▶ **RECORDS SUPPLIED**:
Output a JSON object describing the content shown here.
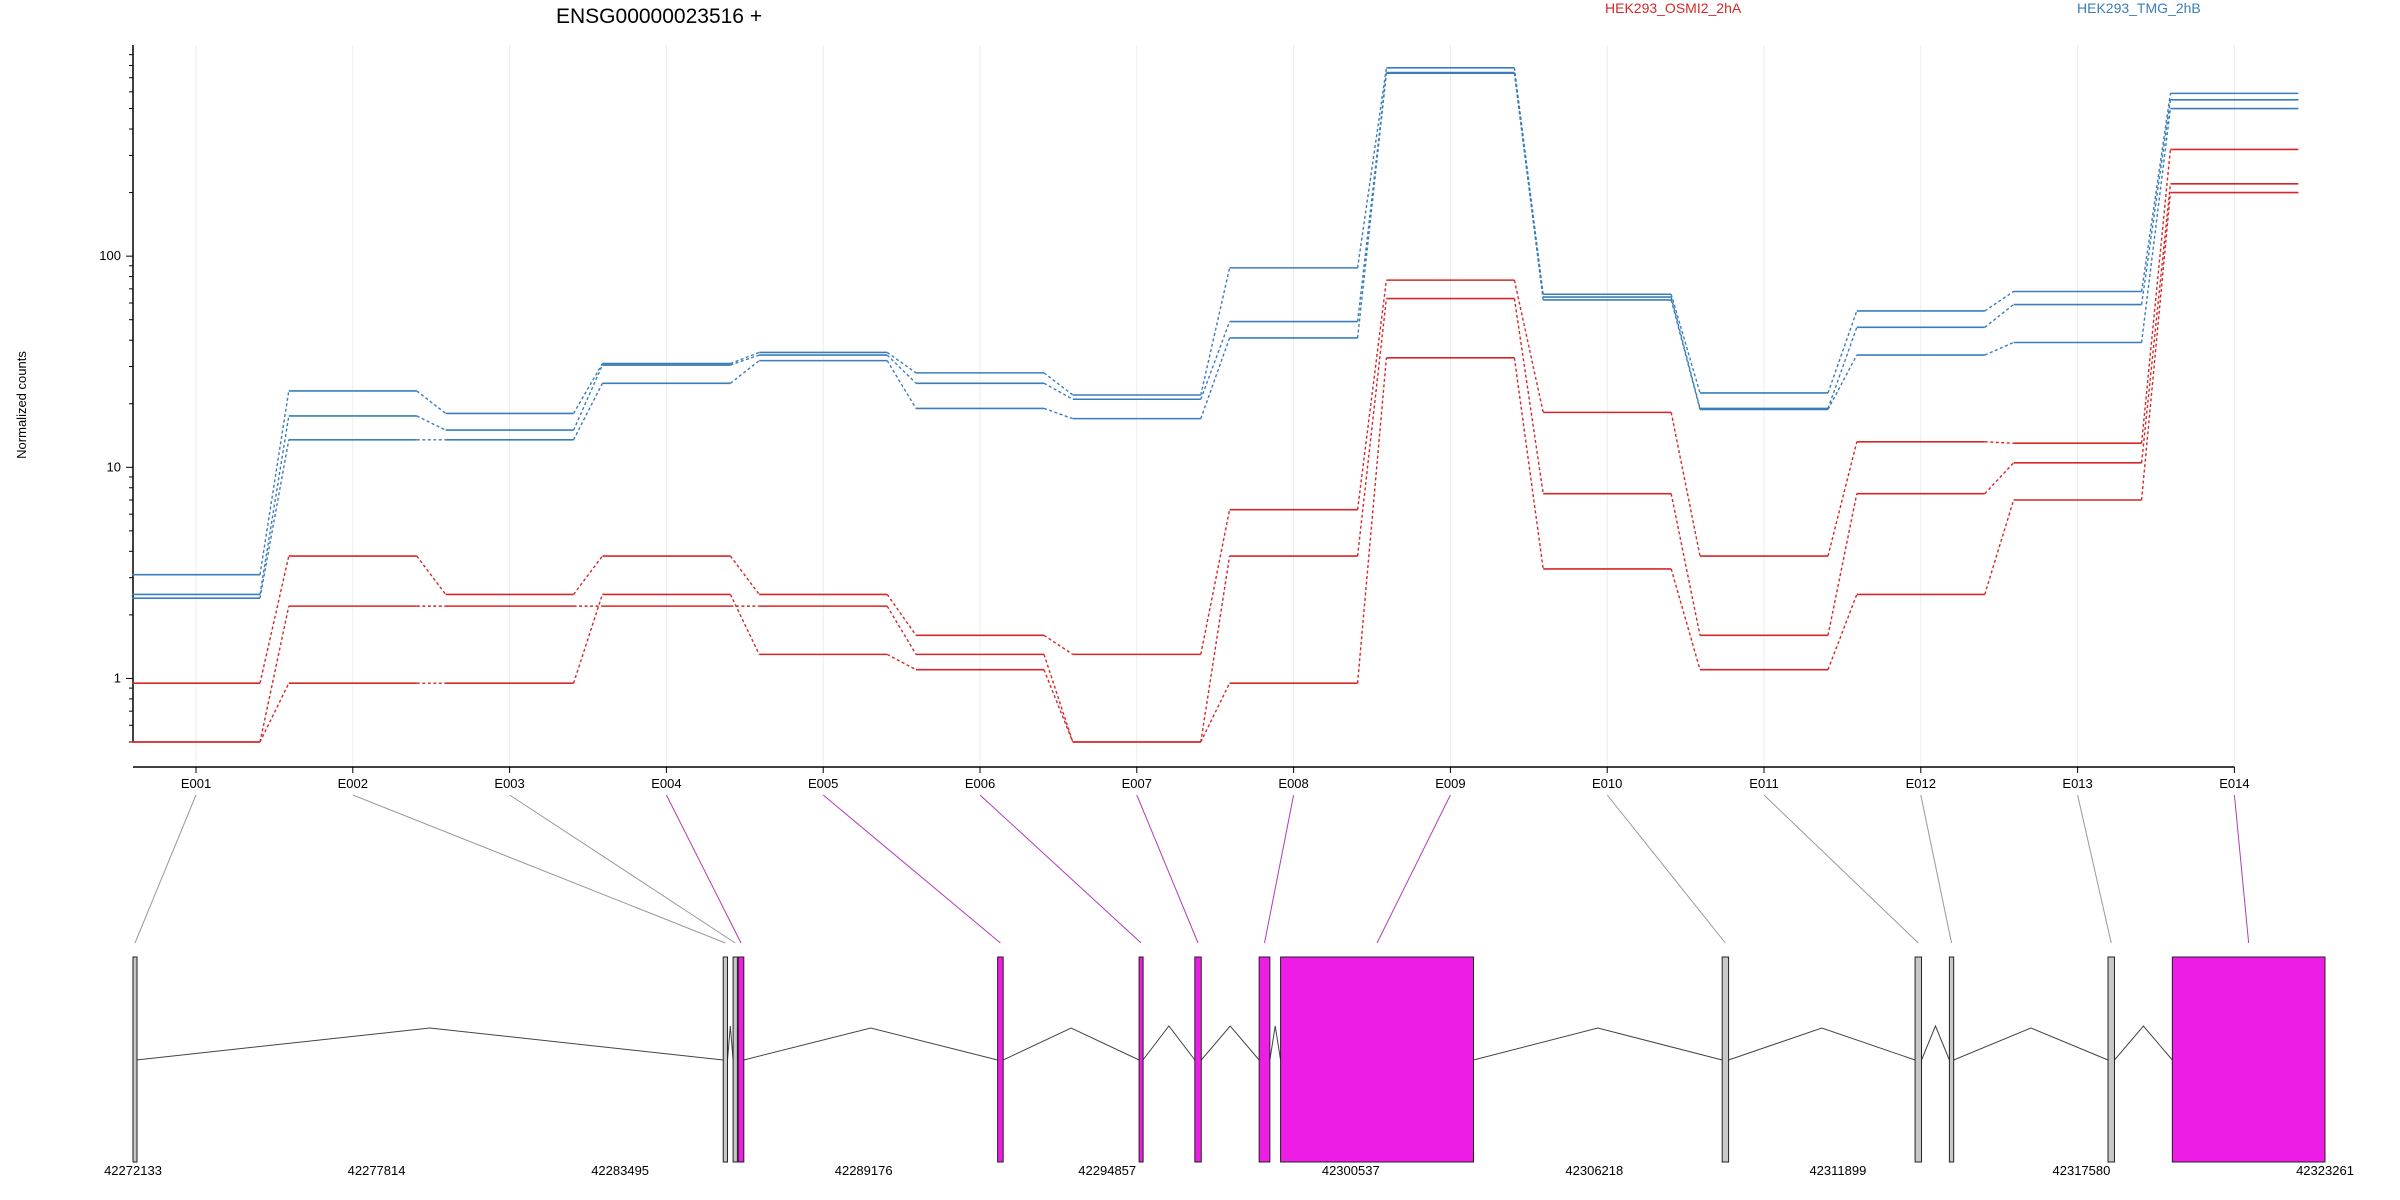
{
  "chart_data": {
    "type": "line",
    "title": "ENSG00000023516 +",
    "ylabel": "Normalized counts",
    "xlabel": "",
    "yscale": "log",
    "ylim": [
      0.5,
      1000
    ],
    "yticks": [
      {
        "value": 1,
        "label": "1"
      },
      {
        "value": 10,
        "label": "10"
      },
      {
        "value": 100,
        "label": "100"
      }
    ],
    "grid": "vertical",
    "legend": [
      {
        "name": "HEK293_OSMI2_2hA",
        "color": "#d62728"
      },
      {
        "name": "HEK293_TMG_2hB",
        "color": "#3a7dbb"
      }
    ],
    "categories": [
      "E001",
      "E002",
      "E003",
      "E004",
      "E005",
      "E006",
      "E007",
      "E008",
      "E009",
      "E010",
      "E011",
      "E012",
      "E013",
      "E014"
    ],
    "series": [
      {
        "color": "#3a7dbb",
        "values": [
          3.1,
          23,
          18,
          31,
          35,
          28,
          22,
          88,
          780,
          66,
          22.5,
          55,
          68,
          590
        ]
      },
      {
        "color": "#3a7dbb",
        "values": [
          2.5,
          17.5,
          15,
          30.5,
          34,
          25,
          21,
          49,
          740,
          64,
          19,
          46,
          59,
          550
        ]
      },
      {
        "color": "#3a7dbb",
        "values": [
          2.4,
          13.5,
          13.5,
          25,
          32,
          19,
          17,
          41,
          735,
          62,
          18.8,
          34,
          39,
          500
        ]
      },
      {
        "color": "#d62728",
        "values": [
          0.95,
          3.8,
          2.5,
          3.8,
          2.5,
          1.6,
          1.3,
          6.3,
          77,
          18.2,
          3.8,
          13.2,
          13,
          320
        ]
      },
      {
        "color": "#d62728",
        "values": [
          0.5,
          2.2,
          2.2,
          2.2,
          2.2,
          1.3,
          0.5,
          3.8,
          63,
          7.5,
          1.6,
          7.5,
          10.5,
          220
        ]
      },
      {
        "color": "#d62728",
        "values": [
          0.5,
          0.95,
          0.95,
          2.5,
          1.3,
          1.1,
          0.5,
          0.95,
          33,
          3.3,
          1.1,
          2.5,
          7,
          200
        ]
      }
    ],
    "gene_model": {
      "start": 42272133,
      "end": 42323261,
      "coordinate_ticks": [
        "42272133",
        "42277814",
        "42283495",
        "42289176",
        "42294857",
        "42300537",
        "42306218",
        "42311899",
        "42317580",
        "42323261"
      ],
      "exons": [
        {
          "id": "E001",
          "start": 42272133,
          "end": 42272210,
          "color": "#c8c8c8"
        },
        {
          "id": "E002",
          "start": 42285900,
          "end": 42286000,
          "color": "#c8c8c8"
        },
        {
          "id": "E003",
          "start": 42286130,
          "end": 42286230,
          "color": "#c8c8c8"
        },
        {
          "id": "E004",
          "start": 42286250,
          "end": 42286380,
          "color": "#ee1de5"
        },
        {
          "id": "E005",
          "start": 42292300,
          "end": 42292430,
          "color": "#ee1de5"
        },
        {
          "id": "E006",
          "start": 42295600,
          "end": 42295690,
          "color": "#ee1de5"
        },
        {
          "id": "E007",
          "start": 42296900,
          "end": 42297050,
          "color": "#ee1de5"
        },
        {
          "id": "E008",
          "start": 42298400,
          "end": 42298650,
          "color": "#ee1de5"
        },
        {
          "id": "E009",
          "start": 42298900,
          "end": 42303400,
          "color": "#ee1de5"
        },
        {
          "id": "E010",
          "start": 42309200,
          "end": 42309350,
          "color": "#c8c8c8"
        },
        {
          "id": "E011",
          "start": 42313700,
          "end": 42313850,
          "color": "#c8c8c8"
        },
        {
          "id": "E012",
          "start": 42314500,
          "end": 42314600,
          "color": "#c8c8c8"
        },
        {
          "id": "E013",
          "start": 42318200,
          "end": 42318350,
          "color": "#c8c8c8"
        },
        {
          "id": "E014",
          "start": 42319700,
          "end": 42323261,
          "color": "#ee1de5"
        }
      ]
    }
  }
}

▶ **WHAT IS ASKED**:
Return each line in the records that holds the string "name".

▶ **WRITTEN RESPONSE**:
        "name": "HEK293_OSMI2_2hA",
        "name": "HEK293_TMG_2hB",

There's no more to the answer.